**Requirement:** Word for word, retype every entry in the listing.

Start of Records shown

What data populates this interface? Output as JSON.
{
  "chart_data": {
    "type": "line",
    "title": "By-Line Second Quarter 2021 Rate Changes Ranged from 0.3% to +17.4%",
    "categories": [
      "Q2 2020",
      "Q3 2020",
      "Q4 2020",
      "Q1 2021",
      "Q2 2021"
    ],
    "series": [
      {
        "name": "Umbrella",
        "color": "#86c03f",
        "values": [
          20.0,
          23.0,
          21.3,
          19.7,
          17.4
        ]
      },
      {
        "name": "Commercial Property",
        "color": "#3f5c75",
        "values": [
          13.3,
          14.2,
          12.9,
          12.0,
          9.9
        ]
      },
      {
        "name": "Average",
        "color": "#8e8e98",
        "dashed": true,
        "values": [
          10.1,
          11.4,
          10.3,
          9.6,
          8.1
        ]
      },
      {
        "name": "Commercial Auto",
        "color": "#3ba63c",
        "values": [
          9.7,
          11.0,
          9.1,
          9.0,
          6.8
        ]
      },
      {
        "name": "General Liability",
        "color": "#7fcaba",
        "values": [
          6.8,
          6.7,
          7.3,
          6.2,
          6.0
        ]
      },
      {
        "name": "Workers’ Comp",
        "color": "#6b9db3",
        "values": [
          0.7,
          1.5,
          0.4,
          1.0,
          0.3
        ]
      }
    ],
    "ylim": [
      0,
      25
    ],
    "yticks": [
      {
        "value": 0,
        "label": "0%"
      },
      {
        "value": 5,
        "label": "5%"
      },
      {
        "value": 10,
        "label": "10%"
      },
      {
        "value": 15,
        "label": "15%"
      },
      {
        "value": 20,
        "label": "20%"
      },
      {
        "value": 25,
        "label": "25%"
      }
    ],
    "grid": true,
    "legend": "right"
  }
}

End of Records shown

**Output of the task:**
What data populates this interface? Output as JSON.
{
  "chart_data": {
    "type": "line",
    "title": "By-Line Second Quarter 2021 Rate Changes Ranged from 0.3% to +17.4%",
    "categories": [
      "Q2 2020",
      "Q3 2020",
      "Q4 2020",
      "Q1 2021",
      "Q2 2021"
    ],
    "series": [
      {
        "name": "Umbrella",
        "color": "#86c03f",
        "values": [
          20.0,
          23.0,
          21.3,
          19.7,
          17.4
        ]
      },
      {
        "name": "Commercial Property",
        "color": "#3f5c75",
        "values": [
          13.3,
          14.2,
          12.9,
          12.0,
          9.9
        ]
      },
      {
        "name": "Average",
        "color": "#8e8e98",
        "dashed": true,
        "values": [
          10.1,
          11.4,
          10.3,
          9.6,
          8.1
        ]
      },
      {
        "name": "Commercial Auto",
        "color": "#3ba63c",
        "values": [
          9.7,
          11.0,
          9.1,
          9.0,
          6.8
        ]
      },
      {
        "name": "General Liability",
        "color": "#7fcaba",
        "values": [
          6.8,
          6.7,
          7.3,
          6.2,
          6.0
        ]
      },
      {
        "name": "Workers’ Comp",
        "color": "#6b9db3",
        "values": [
          0.7,
          1.5,
          0.4,
          1.0,
          0.3
        ]
      }
    ],
    "ylim": [
      0,
      25
    ],
    "yticks": [
      {
        "value": 0,
        "label": "0%"
      },
      {
        "value": 5,
        "label": "5%"
      },
      {
        "value": 10,
        "label": "10%"
      },
      {
        "value": 15,
        "label": "15%"
      },
      {
        "value": 20,
        "label": "20%"
      },
      {
        "value": 25,
        "label": "25%"
      }
    ],
    "grid": true,
    "legend": "right"
  }
}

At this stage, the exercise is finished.